**Extracted entries**

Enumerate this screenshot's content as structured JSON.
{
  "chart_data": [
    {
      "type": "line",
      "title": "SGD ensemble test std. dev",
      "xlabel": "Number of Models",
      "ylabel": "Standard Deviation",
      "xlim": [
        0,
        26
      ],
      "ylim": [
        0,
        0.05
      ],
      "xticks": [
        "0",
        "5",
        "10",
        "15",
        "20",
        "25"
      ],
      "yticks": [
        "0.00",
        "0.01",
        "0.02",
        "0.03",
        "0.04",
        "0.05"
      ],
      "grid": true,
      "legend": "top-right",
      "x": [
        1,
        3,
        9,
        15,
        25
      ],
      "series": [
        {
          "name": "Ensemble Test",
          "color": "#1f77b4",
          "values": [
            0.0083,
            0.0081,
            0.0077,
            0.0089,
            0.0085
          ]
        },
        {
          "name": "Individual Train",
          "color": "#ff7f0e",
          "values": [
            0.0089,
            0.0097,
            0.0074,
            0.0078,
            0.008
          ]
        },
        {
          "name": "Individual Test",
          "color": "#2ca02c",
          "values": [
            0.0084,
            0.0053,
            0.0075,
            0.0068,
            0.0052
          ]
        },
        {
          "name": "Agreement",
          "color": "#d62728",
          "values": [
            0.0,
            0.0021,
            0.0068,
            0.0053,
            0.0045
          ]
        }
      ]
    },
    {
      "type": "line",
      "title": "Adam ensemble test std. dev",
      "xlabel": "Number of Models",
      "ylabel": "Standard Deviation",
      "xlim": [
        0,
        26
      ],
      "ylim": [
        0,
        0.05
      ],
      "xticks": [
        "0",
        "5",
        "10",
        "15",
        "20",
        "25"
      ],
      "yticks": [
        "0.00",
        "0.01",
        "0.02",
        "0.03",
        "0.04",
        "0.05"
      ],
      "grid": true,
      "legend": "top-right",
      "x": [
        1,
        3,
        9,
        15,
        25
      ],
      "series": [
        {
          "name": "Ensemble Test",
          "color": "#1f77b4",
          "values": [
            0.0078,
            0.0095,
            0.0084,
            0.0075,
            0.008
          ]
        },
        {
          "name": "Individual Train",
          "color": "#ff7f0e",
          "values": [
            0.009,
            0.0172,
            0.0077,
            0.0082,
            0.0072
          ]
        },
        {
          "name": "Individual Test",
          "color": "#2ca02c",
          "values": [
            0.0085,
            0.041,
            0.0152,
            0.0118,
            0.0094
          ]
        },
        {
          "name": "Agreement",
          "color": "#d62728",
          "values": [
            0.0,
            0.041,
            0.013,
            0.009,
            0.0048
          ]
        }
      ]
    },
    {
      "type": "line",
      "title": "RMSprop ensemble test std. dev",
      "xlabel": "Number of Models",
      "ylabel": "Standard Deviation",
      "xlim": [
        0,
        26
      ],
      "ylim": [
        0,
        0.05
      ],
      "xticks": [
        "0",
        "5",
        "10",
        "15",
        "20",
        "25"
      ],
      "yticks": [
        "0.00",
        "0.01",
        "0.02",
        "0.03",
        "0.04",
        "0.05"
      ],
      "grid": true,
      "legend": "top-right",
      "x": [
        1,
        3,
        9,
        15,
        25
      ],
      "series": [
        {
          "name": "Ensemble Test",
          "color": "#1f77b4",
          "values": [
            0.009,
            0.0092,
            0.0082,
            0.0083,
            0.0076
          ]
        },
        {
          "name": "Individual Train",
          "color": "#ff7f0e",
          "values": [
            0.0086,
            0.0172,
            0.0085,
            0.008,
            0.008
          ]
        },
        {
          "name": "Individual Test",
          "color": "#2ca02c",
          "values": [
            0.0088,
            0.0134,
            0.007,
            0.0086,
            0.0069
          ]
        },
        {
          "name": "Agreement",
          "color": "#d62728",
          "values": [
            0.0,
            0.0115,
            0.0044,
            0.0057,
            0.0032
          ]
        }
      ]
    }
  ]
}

**Task to carry out**
Return all of the data word for word.

**The answer**
Enumerate this screenshot's content as structured JSON.
{
  "chart_data": [
    {
      "type": "line",
      "title": "SGD ensemble test std. dev",
      "xlabel": "Number of Models",
      "ylabel": "Standard Deviation",
      "xlim": [
        0,
        26
      ],
      "ylim": [
        0,
        0.05
      ],
      "xticks": [
        "0",
        "5",
        "10",
        "15",
        "20",
        "25"
      ],
      "yticks": [
        "0.00",
        "0.01",
        "0.02",
        "0.03",
        "0.04",
        "0.05"
      ],
      "grid": true,
      "legend": "top-right",
      "x": [
        1,
        3,
        9,
        15,
        25
      ],
      "series": [
        {
          "name": "Ensemble Test",
          "color": "#1f77b4",
          "values": [
            0.0083,
            0.0081,
            0.0077,
            0.0089,
            0.0085
          ]
        },
        {
          "name": "Individual Train",
          "color": "#ff7f0e",
          "values": [
            0.0089,
            0.0097,
            0.0074,
            0.0078,
            0.008
          ]
        },
        {
          "name": "Individual Test",
          "color": "#2ca02c",
          "values": [
            0.0084,
            0.0053,
            0.0075,
            0.0068,
            0.0052
          ]
        },
        {
          "name": "Agreement",
          "color": "#d62728",
          "values": [
            0.0,
            0.0021,
            0.0068,
            0.0053,
            0.0045
          ]
        }
      ]
    },
    {
      "type": "line",
      "title": "Adam ensemble test std. dev",
      "xlabel": "Number of Models",
      "ylabel": "Standard Deviation",
      "xlim": [
        0,
        26
      ],
      "ylim": [
        0,
        0.05
      ],
      "xticks": [
        "0",
        "5",
        "10",
        "15",
        "20",
        "25"
      ],
      "yticks": [
        "0.00",
        "0.01",
        "0.02",
        "0.03",
        "0.04",
        "0.05"
      ],
      "grid": true,
      "legend": "top-right",
      "x": [
        1,
        3,
        9,
        15,
        25
      ],
      "series": [
        {
          "name": "Ensemble Test",
          "color": "#1f77b4",
          "values": [
            0.0078,
            0.0095,
            0.0084,
            0.0075,
            0.008
          ]
        },
        {
          "name": "Individual Train",
          "color": "#ff7f0e",
          "values": [
            0.009,
            0.0172,
            0.0077,
            0.0082,
            0.0072
          ]
        },
        {
          "name": "Individual Test",
          "color": "#2ca02c",
          "values": [
            0.0085,
            0.041,
            0.0152,
            0.0118,
            0.0094
          ]
        },
        {
          "name": "Agreement",
          "color": "#d62728",
          "values": [
            0.0,
            0.041,
            0.013,
            0.009,
            0.0048
          ]
        }
      ]
    },
    {
      "type": "line",
      "title": "RMSprop ensemble test std. dev",
      "xlabel": "Number of Models",
      "ylabel": "Standard Deviation",
      "xlim": [
        0,
        26
      ],
      "ylim": [
        0,
        0.05
      ],
      "xticks": [
        "0",
        "5",
        "10",
        "15",
        "20",
        "25"
      ],
      "yticks": [
        "0.00",
        "0.01",
        "0.02",
        "0.03",
        "0.04",
        "0.05"
      ],
      "grid": true,
      "legend": "top-right",
      "x": [
        1,
        3,
        9,
        15,
        25
      ],
      "series": [
        {
          "name": "Ensemble Test",
          "color": "#1f77b4",
          "values": [
            0.009,
            0.0092,
            0.0082,
            0.0083,
            0.0076
          ]
        },
        {
          "name": "Individual Train",
          "color": "#ff7f0e",
          "values": [
            0.0086,
            0.0172,
            0.0085,
            0.008,
            0.008
          ]
        },
        {
          "name": "Individual Test",
          "color": "#2ca02c",
          "values": [
            0.0088,
            0.0134,
            0.007,
            0.0086,
            0.0069
          ]
        },
        {
          "name": "Agreement",
          "color": "#d62728",
          "values": [
            0.0,
            0.0115,
            0.0044,
            0.0057,
            0.0032
          ]
        }
      ]
    }
  ]
}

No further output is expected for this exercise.